● **AUFGABEN**
**a.** In welche Stellung lenken elektronenziehende Erstsubstituenten laut dem Text zur Selektivität in der Chemie die Zweitsubstitution an Aromaten?
**b.** Nenne alle Stellungen am Aromaten, die im Text zur Selektivität in der Chemie vorkommen.
**c.** Führe den Text zur Selektivität in der Chemie nach seinem letzten Satz weiter.

Selektivität (Chemie)
Selektivität beschreibt in der Chemie das Phänomen, dass bei einer Reaktion von mehreren möglichen Reaktionsprodukten bevorzugt eines gebildet wird.[1]
Regioselektivität
Bei einer regioselektiven Reaktion werden bestimmte Regionen eines Moleküls bevorzugt angegriffen. Beispielsweise läuft die elektrophile Zweitsubstitution an Aromaten regioselektiv ab. Elektronenspendende Erstsubstituenten bewirken eine bevorzugte Zweitsubstitution in ortho- und para-Stellung, während elektronenziehende Erstsubstituenten eine Zweitsubstitution in meta-Stellung induzieren.
Chemoselektivität
Umsetzungen bei denen das Reagenz im Substrat genau eine Art von mehreren möglichen Transformationen bewirkt, werden als chemoselektiv bezeichnet. Beispielsweise kann ein Reduktionsmittel in einem Edukt, das mehrere Carbonylgruppen enthält, bevorzugt eine bestimmte Gruppe reduzieren, während die übrigen Carbonylgruppen nicht reduziert werden. So lässt sich mit Natriumborhydrid eine Ketogruppe chemoselektiv reduzieren, ohne dass eine Estergruppe angegriffen wird.

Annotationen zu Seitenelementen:
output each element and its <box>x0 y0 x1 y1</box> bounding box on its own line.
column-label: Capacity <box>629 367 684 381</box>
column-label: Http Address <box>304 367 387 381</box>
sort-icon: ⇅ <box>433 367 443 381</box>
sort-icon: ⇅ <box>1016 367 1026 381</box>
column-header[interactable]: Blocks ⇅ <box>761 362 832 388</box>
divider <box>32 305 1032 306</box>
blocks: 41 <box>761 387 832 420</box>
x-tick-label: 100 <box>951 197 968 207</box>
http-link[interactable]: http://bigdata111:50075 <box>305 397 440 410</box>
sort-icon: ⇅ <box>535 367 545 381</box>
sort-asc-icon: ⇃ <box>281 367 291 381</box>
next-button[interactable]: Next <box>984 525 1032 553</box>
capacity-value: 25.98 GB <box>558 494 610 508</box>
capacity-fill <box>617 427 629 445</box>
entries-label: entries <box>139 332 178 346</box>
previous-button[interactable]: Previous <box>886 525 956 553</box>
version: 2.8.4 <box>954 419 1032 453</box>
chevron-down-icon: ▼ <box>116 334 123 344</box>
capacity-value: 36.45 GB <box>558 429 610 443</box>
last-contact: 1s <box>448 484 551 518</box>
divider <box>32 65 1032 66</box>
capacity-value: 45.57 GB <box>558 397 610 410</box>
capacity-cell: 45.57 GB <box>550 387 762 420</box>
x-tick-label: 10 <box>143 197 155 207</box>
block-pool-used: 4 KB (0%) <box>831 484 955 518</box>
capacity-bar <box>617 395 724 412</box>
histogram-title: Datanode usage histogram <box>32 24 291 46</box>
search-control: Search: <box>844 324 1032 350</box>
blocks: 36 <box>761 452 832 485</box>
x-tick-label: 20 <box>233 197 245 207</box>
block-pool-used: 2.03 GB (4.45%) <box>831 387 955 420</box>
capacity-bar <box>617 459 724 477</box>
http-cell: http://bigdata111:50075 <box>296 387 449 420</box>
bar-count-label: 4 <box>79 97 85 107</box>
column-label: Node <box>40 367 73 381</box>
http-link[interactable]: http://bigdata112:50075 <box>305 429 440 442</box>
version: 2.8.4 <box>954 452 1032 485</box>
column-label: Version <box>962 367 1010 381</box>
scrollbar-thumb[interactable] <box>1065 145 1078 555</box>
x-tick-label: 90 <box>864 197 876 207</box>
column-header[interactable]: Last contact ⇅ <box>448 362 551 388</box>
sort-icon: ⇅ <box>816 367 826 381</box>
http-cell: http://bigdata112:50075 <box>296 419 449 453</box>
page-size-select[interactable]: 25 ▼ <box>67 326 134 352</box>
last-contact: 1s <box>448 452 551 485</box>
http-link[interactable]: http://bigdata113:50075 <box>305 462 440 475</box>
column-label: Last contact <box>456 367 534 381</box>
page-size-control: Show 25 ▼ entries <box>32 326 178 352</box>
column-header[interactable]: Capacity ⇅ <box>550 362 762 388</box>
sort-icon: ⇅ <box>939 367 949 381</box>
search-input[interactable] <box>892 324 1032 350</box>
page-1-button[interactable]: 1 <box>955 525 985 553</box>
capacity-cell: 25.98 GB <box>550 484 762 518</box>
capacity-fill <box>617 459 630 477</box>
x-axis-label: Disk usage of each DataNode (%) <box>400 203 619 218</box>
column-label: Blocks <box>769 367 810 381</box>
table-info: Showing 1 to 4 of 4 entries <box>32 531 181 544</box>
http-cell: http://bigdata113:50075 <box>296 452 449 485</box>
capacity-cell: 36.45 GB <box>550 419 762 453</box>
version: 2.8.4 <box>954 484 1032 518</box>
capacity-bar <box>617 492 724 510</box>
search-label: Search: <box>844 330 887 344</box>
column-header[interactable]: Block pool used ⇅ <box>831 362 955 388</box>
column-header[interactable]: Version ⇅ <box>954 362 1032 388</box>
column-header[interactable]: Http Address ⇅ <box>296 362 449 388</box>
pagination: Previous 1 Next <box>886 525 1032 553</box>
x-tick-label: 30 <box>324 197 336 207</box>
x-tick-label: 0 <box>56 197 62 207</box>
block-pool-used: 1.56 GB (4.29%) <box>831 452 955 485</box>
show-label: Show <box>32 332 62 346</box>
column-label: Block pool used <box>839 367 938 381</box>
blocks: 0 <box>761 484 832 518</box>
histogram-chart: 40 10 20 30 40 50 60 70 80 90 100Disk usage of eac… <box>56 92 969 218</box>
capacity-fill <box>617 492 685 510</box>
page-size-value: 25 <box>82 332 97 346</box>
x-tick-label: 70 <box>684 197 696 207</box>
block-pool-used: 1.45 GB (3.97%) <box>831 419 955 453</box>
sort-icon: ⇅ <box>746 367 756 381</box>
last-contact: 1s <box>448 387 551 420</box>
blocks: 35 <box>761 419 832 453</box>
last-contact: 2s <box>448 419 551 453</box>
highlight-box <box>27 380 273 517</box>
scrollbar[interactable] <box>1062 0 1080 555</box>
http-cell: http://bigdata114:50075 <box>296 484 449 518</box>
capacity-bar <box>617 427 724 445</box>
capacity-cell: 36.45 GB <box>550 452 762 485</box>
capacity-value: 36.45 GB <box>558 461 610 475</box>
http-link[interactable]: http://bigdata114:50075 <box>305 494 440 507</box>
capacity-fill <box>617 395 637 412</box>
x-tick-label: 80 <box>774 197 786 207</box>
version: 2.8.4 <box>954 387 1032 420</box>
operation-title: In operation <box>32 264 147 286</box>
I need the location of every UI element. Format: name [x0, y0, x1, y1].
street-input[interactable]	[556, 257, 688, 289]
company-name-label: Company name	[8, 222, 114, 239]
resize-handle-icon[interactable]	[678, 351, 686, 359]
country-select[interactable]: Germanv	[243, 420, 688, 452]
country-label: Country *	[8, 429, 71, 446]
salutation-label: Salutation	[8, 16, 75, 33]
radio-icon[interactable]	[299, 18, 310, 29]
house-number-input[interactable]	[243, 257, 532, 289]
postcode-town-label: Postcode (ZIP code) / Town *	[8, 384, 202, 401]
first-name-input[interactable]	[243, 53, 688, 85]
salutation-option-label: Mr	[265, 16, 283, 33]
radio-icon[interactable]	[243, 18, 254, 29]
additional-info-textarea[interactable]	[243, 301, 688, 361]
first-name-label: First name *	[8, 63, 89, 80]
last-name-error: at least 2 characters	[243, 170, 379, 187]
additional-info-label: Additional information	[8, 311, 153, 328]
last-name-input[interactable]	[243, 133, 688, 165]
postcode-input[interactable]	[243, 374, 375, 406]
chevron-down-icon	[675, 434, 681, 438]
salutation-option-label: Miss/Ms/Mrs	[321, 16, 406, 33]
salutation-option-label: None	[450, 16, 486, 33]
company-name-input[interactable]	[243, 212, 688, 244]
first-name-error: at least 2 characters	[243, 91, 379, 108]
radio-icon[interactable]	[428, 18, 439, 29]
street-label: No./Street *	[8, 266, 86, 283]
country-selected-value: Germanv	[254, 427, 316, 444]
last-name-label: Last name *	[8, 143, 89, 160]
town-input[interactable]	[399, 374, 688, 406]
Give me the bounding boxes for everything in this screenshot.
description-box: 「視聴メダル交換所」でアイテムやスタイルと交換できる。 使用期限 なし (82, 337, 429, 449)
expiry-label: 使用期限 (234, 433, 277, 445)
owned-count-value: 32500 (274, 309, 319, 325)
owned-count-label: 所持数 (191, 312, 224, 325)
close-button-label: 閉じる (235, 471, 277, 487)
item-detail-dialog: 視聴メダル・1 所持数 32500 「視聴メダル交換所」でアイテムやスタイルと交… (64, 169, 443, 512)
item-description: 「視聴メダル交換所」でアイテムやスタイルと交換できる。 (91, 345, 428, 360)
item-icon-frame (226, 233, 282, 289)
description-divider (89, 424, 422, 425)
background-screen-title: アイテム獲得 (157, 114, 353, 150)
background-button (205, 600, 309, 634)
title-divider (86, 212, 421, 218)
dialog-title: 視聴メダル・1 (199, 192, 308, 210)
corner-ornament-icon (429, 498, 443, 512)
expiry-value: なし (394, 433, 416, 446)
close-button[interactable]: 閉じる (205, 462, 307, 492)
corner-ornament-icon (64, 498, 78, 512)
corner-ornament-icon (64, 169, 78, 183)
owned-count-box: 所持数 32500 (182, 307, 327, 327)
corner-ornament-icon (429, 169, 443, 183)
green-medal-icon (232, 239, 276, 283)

● **ANTWORTEN**
**a.** In die meta-Stellung.

**b.** ortho-Stellung, para-Stellung, meta-Stellung

**c.**
cis-/trans-Selektivität (E-/Z-Selektivität)
Wenn bei der Synthese eines Alkens das cis-Alken bevorzugt gebildet wird spricht man von einer cis-selektiven Reaktion. Ein Beispiel für eine solche Reaktion ist die heterogen katalysierte Hydrierung von 2-Butin zu cis-2-Buten. Die homogene katalysierte Hydrierung von 2-Butin führt selektiv zu trans-2-Buten. Die Wittig-Reaktion von Aldehyden oder unsymmetrischen Ketonen kann bevorzugt zu cis-Alkenen führen.
Stereoselektivität
Bei stereoselektiven Reaktionen wird von zwei oder mehr möglichen Stereoisomeren jeweils eines bevorzugt gegenüber den anderen gebildet oder umgesetzt.
Diastereoselektivität
Bei diastereoselektiven Reaktionen wird ein Diastereomer von zwei oder mehr möglichen Diastereomeren bevorzugt gebildet. Beispielsweise kann die Reduktion (mit achiralen Reduktionsmitteln) der Carbonylgruppe eines chiralen unsymmetrischen Ketons (Edukt) diastereoselektiv zu einem der beiden möglichen sekundären Alkohole führen. Wenn dabei das als Edukt eingesetzte chirale unsymmetrische Keton enantiomerenrein ist, entsteht in der Regel bevorzugt ein enantiomerer sekundärer Alkohol. Ist das Edukt jedoch ein Racemat, entsteht unter den gleichen Reaktionsbedingungen mit der gleichen Diastereoselektivität ein racemischer sekundärer Alkohol bevorzugt.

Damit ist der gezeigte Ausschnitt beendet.